Exercise details: Look at the entries below and reproduce them exactly.

(Dataset items)
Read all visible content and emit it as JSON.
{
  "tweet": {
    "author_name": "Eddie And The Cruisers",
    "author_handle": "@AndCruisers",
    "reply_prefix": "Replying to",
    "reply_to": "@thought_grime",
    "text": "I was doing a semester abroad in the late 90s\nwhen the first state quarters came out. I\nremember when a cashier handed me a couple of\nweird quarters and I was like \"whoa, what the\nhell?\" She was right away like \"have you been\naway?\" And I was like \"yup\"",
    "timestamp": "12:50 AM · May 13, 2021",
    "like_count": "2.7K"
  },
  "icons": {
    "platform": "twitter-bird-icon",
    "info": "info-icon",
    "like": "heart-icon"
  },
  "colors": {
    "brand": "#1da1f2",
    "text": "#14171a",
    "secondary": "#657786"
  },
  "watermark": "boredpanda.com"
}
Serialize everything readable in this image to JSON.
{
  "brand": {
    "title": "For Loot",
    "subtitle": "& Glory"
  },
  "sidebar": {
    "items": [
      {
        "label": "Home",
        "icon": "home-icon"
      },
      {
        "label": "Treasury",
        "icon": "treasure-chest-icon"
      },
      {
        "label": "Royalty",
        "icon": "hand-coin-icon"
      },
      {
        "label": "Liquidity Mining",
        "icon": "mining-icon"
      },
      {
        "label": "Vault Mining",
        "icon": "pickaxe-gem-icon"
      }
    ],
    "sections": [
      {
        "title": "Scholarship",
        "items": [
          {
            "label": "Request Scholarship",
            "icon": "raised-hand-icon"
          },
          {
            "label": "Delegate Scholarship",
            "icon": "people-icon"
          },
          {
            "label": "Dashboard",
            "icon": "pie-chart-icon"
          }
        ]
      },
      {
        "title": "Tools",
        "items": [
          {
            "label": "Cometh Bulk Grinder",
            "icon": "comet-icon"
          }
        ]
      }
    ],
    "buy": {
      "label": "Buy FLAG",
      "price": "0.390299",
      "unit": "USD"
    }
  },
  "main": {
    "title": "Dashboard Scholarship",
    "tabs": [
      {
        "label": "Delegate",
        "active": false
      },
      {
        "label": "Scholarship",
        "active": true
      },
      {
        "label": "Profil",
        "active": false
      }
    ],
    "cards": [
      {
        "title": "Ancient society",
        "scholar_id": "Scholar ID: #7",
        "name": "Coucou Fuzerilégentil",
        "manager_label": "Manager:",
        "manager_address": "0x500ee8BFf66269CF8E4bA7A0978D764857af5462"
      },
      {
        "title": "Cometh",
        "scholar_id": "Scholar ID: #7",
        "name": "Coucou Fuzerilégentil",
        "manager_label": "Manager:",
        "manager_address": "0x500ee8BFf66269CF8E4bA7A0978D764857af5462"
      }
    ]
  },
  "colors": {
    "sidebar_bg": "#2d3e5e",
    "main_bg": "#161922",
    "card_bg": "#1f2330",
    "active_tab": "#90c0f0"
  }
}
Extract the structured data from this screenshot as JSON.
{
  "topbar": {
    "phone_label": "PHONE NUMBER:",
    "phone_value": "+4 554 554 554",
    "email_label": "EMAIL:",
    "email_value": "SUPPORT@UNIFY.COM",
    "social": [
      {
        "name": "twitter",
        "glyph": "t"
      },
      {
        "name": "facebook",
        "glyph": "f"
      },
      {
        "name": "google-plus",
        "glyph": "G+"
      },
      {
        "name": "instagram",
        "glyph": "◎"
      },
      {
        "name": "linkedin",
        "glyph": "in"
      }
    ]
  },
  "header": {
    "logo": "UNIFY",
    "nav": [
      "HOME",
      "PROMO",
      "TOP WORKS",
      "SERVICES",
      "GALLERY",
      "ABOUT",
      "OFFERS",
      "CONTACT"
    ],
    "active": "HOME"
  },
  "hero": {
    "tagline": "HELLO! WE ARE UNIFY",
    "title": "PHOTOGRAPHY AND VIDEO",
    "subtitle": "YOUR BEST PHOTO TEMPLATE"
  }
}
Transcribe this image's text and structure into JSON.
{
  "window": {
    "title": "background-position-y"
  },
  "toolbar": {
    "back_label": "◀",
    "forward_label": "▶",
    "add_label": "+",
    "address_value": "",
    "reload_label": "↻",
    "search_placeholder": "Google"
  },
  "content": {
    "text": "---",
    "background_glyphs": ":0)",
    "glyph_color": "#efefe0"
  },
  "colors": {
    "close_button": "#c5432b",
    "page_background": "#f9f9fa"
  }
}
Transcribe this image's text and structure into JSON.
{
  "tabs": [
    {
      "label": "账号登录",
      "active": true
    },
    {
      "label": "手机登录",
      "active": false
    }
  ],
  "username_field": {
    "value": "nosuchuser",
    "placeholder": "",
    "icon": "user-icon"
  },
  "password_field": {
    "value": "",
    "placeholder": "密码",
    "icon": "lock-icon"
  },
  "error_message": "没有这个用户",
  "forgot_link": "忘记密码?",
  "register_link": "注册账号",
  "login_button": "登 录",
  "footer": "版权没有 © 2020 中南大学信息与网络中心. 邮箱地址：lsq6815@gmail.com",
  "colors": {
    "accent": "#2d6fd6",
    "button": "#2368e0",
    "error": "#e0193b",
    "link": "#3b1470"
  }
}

Full answer:
Read all visible content and emit it as JSON.
{
  "tweet": {
    "author_name": "Eddie And The Cruisers",
    "author_handle": "@AndCruisers",
    "reply_prefix": "Replying to",
    "reply_to": "@thought_grime",
    "text": "I was doing a semester abroad in the late 90s\nwhen the first state quarters came out. I\nremember when a cashier handed me a couple of\nweird quarters and I was like \"whoa, what the\nhell?\" She was right away like \"have you been\naway?\" And I was like \"yup\"",
    "timestamp": "12:50 AM · May 13, 2021",
    "like_count": "2.7K"
  },
  "icons": {
    "platform": "twitter-bird-icon",
    "info": "info-icon",
    "like": "heart-icon"
  },
  "colors": {
    "brand": "#1da1f2",
    "text": "#14171a",
    "secondary": "#657786"
  },
  "watermark": "boredpanda.com"
}
Serialize everything readable in this image to JSON.
{
  "brand": {
    "title": "For Loot",
    "subtitle": "& Glory"
  },
  "sidebar": {
    "items": [
      {
        "label": "Home",
        "icon": "home-icon"
      },
      {
        "label": "Treasury",
        "icon": "treasure-chest-icon"
      },
      {
        "label": "Royalty",
        "icon": "hand-coin-icon"
      },
      {
        "label": "Liquidity Mining",
        "icon": "mining-icon"
      },
      {
        "label": "Vault Mining",
        "icon": "pickaxe-gem-icon"
      }
    ],
    "sections": [
      {
        "title": "Scholarship",
        "items": [
          {
            "label": "Request Scholarship",
            "icon": "raised-hand-icon"
          },
          {
            "label": "Delegate Scholarship",
            "icon": "people-icon"
          },
          {
            "label": "Dashboard",
            "icon": "pie-chart-icon"
          }
        ]
      },
      {
        "title": "Tools",
        "items": [
          {
            "label": "Cometh Bulk Grinder",
            "icon": "comet-icon"
          }
        ]
      }
    ],
    "buy": {
      "label": "Buy FLAG",
      "price": "0.390299",
      "unit": "USD"
    }
  },
  "main": {
    "title": "Dashboard Scholarship",
    "tabs": [
      {
        "label": "Delegate",
        "active": false
      },
      {
        "label": "Scholarship",
        "active": true
      },
      {
        "label": "Profil",
        "active": false
      }
    ],
    "cards": [
      {
        "title": "Ancient society",
        "scholar_id": "Scholar ID: #7",
        "name": "Coucou Fuzerilégentil",
        "manager_label": "Manager:",
        "manager_address": "0x500ee8BFf66269CF8E4bA7A0978D764857af5462"
      },
      {
        "title": "Cometh",
        "scholar_id": "Scholar ID: #7",
        "name": "Coucou Fuzerilégentil",
        "manager_label": "Manager:",
        "manager_address": "0x500ee8BFf66269CF8E4bA7A0978D764857af5462"
      }
    ]
  },
  "colors": {
    "sidebar_bg": "#2d3e5e",
    "main_bg": "#161922",
    "card_bg": "#1f2330",
    "active_tab": "#90c0f0"
  }
}
Extract the structured data from this screenshot as JSON.
{
  "topbar": {
    "phone_label": "PHONE NUMBER:",
    "phone_value": "+4 554 554 554",
    "email_label": "EMAIL:",
    "email_value": "SUPPORT@UNIFY.COM",
    "social": [
      {
        "name": "twitter",
        "glyph": "t"
      },
      {
        "name": "facebook",
        "glyph": "f"
      },
      {
        "name": "google-plus",
        "glyph": "G+"
      },
      {
        "name": "instagram",
        "glyph": "◎"
      },
      {
        "name": "linkedin",
        "glyph": "in"
      }
    ]
  },
  "header": {
    "logo": "UNIFY",
    "nav": [
      "HOME",
      "PROMO",
      "TOP WORKS",
      "SERVICES",
      "GALLERY",
      "ABOUT",
      "OFFERS",
      "CONTACT"
    ],
    "active": "HOME"
  },
  "hero": {
    "tagline": "HELLO! WE ARE UNIFY",
    "title": "PHOTOGRAPHY AND VIDEO",
    "subtitle": "YOUR BEST PHOTO TEMPLATE"
  }
}
Transcribe this image's text and structure into JSON.
{
  "window": {
    "title": "background-position-y"
  },
  "toolbar": {
    "back_label": "◀",
    "forward_label": "▶",
    "add_label": "+",
    "address_value": "",
    "reload_label": "↻",
    "search_placeholder": "Google"
  },
  "content": {
    "text": "---",
    "background_glyphs": ":0)",
    "glyph_color": "#efefe0"
  },
  "colors": {
    "close_button": "#c5432b",
    "page_background": "#f9f9fa"
  }
}
Transcribe this image's text and structure into JSON.
{
  "tabs": [
    {
      "label": "账号登录",
      "active": true
    },
    {
      "label": "手机登录",
      "active": false
    }
  ],
  "username_field": {
    "value": "nosuchuser",
    "placeholder": "",
    "icon": "user-icon"
  },
  "password_field": {
    "value": "",
    "placeholder": "密码",
    "icon": "lock-icon"
  },
  "error_message": "没有这个用户",
  "forgot_link": "忘记密码?",
  "register_link": "注册账号",
  "login_button": "登 录",
  "footer": "版权没有 © 2020 中南大学信息与网络中心. 邮箱地址：lsq6815@gmail.com",
  "colors": {
    "accent": "#2d6fd6",
    "button": "#2368e0",
    "error": "#e0193b",
    "link": "#3b1470"
  }
}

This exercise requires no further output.